### EXTRACTED MATERIAL
- - -

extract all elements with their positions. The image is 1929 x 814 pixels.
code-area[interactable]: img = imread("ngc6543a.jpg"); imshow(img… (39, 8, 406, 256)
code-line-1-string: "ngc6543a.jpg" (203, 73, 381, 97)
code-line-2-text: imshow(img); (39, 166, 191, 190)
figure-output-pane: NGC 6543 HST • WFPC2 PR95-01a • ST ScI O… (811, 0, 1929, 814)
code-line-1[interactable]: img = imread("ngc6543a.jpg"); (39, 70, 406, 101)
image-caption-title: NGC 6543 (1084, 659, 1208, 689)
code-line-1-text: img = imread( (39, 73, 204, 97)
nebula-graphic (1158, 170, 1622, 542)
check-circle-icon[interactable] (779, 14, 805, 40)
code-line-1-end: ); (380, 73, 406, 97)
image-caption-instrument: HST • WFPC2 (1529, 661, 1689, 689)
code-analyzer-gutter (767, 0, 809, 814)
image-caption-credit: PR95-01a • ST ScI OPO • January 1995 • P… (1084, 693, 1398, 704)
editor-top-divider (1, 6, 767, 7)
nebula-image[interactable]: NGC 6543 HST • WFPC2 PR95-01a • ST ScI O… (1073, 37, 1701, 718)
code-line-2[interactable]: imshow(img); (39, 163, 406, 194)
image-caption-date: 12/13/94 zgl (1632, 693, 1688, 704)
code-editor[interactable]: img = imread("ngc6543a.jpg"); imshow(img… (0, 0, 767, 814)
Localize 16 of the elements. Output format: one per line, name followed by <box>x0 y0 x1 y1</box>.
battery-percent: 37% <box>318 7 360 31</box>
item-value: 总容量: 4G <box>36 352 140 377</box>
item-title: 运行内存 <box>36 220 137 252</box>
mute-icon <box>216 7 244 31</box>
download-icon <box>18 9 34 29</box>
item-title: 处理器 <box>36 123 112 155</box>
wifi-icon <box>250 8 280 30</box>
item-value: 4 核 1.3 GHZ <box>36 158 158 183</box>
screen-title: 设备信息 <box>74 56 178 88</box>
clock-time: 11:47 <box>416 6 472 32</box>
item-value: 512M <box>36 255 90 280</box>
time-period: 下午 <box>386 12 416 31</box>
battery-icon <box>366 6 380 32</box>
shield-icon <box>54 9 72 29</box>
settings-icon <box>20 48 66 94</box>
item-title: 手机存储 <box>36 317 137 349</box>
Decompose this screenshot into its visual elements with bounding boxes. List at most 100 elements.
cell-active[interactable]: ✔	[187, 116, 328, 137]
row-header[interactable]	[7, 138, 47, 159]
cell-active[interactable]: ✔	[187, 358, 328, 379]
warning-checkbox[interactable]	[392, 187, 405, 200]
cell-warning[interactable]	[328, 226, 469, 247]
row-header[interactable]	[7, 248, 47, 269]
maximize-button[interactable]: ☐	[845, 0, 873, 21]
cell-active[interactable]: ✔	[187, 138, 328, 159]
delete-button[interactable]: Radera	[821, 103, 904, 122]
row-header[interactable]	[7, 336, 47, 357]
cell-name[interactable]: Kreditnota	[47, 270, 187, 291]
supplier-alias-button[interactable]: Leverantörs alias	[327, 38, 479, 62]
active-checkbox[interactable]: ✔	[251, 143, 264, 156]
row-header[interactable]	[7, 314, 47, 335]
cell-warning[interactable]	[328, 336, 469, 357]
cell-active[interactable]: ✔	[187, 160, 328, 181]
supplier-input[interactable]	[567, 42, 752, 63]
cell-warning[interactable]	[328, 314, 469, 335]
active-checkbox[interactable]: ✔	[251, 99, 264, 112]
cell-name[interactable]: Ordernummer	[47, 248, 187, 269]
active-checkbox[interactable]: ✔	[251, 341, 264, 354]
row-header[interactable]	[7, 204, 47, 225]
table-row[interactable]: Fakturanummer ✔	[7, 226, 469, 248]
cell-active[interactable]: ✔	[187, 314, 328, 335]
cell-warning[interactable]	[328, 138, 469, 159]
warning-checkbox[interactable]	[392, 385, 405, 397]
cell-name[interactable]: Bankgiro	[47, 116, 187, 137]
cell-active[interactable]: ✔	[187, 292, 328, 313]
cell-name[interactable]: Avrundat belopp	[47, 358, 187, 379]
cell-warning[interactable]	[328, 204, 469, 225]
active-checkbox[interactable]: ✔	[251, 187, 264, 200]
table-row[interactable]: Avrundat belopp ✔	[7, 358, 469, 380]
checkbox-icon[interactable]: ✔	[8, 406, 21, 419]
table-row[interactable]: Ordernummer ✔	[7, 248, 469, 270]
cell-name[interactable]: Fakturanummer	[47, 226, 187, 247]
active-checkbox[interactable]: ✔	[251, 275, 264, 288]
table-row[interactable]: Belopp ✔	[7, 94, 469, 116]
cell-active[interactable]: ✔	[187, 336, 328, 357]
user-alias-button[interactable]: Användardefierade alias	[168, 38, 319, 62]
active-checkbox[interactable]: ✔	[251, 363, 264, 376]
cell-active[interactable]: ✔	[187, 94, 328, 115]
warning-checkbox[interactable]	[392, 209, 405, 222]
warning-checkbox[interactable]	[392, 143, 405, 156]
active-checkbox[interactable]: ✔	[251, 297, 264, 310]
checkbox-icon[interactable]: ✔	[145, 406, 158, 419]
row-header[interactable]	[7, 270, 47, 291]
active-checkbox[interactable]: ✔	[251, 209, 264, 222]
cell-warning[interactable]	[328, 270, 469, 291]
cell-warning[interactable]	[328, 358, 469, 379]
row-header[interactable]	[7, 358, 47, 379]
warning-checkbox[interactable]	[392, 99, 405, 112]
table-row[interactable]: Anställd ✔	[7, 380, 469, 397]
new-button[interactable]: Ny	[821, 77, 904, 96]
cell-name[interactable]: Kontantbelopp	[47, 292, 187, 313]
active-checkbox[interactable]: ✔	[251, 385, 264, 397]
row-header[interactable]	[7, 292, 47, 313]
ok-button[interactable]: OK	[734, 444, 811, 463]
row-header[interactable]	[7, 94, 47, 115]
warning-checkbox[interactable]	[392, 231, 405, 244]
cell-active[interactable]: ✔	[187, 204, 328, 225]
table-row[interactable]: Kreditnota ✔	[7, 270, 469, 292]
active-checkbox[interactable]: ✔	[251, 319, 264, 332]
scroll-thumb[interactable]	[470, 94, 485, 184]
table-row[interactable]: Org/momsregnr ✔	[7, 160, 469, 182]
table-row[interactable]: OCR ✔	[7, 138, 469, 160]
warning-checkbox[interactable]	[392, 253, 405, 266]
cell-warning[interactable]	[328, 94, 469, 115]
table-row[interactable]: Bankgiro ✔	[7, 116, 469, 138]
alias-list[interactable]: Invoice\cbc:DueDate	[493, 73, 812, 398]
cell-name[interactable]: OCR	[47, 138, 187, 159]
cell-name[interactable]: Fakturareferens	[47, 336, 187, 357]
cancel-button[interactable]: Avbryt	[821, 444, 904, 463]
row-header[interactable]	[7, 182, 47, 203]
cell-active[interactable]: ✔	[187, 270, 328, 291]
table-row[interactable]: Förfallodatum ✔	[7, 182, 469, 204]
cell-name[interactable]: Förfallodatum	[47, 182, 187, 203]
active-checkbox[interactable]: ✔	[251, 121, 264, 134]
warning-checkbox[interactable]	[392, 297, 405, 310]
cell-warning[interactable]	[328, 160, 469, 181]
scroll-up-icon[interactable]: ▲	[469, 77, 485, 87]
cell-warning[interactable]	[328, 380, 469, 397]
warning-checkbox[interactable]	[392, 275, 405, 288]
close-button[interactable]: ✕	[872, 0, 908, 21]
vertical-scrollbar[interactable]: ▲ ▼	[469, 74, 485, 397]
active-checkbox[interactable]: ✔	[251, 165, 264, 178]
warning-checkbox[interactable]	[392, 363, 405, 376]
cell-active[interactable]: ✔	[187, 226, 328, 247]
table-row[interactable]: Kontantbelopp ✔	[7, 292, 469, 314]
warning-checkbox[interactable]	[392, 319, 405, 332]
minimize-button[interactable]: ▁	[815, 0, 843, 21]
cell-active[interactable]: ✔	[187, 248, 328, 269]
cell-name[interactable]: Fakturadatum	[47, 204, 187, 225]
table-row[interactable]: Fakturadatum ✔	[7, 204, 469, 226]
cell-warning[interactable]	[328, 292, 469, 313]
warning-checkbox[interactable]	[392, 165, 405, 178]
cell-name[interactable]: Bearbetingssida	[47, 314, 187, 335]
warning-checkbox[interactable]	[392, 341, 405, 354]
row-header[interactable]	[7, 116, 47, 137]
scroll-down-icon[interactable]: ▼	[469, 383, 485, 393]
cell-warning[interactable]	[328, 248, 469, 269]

- - -

### WHAT IS NEEDED
Arrange the stretch from the start of the records through the line containing "187, 405, 200]" as a Markdown table with the columns Row and Text, numbering each line and leaving out blank lines.

### TASK RESPONSE
| Row | Text |
|---|---|
| 1 | extract all elements with their positions. The image is 1929 x 814 pixels. |
| 2 | code-area[interactable]: img = imread("ngc6543a.jpg"); imshow(img… (39, 8, 406, 256) |
| 3 | code-line-1-string: "ngc6543a.jpg" (203, 73, 381, 97) |
| 4 | code-line-2-text: imshow(img); (39, 166, 191, 190) |
| 5 | figure-output-pane: NGC 6543 HST • WFPC2 PR95-01a • ST ScI O… (811, 0, 1929, 814) |
| 6 | code-line-1[interactable]: img = imread("ngc6543a.jpg"); (39, 70, 406, 101) |
| 7 | image-caption-title: NGC 6543 (1084, 659, 1208, 689) |
| 8 | code-line-1-text: img = imread( (39, 73, 204, 97) |
| 9 | nebula-graphic (1158, 170, 1622, 542) |
| 10 | check-circle-icon[interactable] (779, 14, 805, 40) |
| 11 | code-line-1-end: ); (380, 73, 406, 97) |
| 12 | image-caption-instrument: HST • WFPC2 (1529, 661, 1689, 689) |
| 13 | code-analyzer-gutter (767, 0, 809, 814) |
| 14 | image-caption-credit: PR95-01a • ST ScI OPO • January 1995 • P… (1084, 693, 1398, 704) |
| 15 | editor-top-divider (1, 6, 767, 7) |
| 16 | nebula-image[interactable]: NGC 6543 HST • WFPC2 PR95-01a • ST ScI O… (1073, 37, 1701, 718) |
| 17 | code-line-2[interactable]: imshow(img); (39, 163, 406, 194) |
| 18 | image-caption-date: 12/13/94 zgl (1632, 693, 1688, 704) |
| 19 | code-editor[interactable]: img = imread("ngc6543a.jpg"); imshow(img… (0, 0, 767, 814) |
| 20 | Localize 16 of the elements. Output format: one per line, name followed by <box>x0 y0 x1 y1</box>. |
| 21 | battery-percent: 37% <box>318 7 360 31</box> |
| 22 | item-value: 总容量: 4G <box>36 352 140 377</box> |
| 23 | item-title: 运行内存 <box>36 220 137 252</box> |
| 24 | mute-icon <box>216 7 244 31</box> |
| 25 | download-icon <box>18 9 34 29</box> |
| 26 | item-title: 处理器 <box>36 123 112 155</box> |
| 27 | wifi-icon <box>250 8 280 30</box> |
| 28 | item-value: 4 核 1.3 GHZ <box>36 158 158 183</box> |
| 29 | screen-title: 设备信息 <box>74 56 178 88</box> |
| 30 | clock-time: 11:47 <box>416 6 472 32</box> |
| 31 | item-value: 512M <box>36 255 90 280</box> |
| 32 | time-period: 下午 <box>386 12 416 31</box> |
| 33 | battery-icon <box>366 6 380 32</box> |
| 34 | shield-icon <box>54 9 72 29</box> |
| 35 | settings-icon <box>20 48 66 94</box> |
| 36 | item-title: 手机存储 <box>36 317 137 349</box> |
| 37 | Decompose this screenshot into its visual elements with bounding boxes. List at most 100 elements. |
| 38 | cell-active[interactable]: ✔	[187, 116, 328, 137] |
| 39 | row-header[interactable]	[7, 138, 47, 159] |
| 40 | cell-active[interactable]: ✔	[187, 358, 328, 379] |
| 41 | warning-checkbox[interactable]	[392, 187, 405, 200] |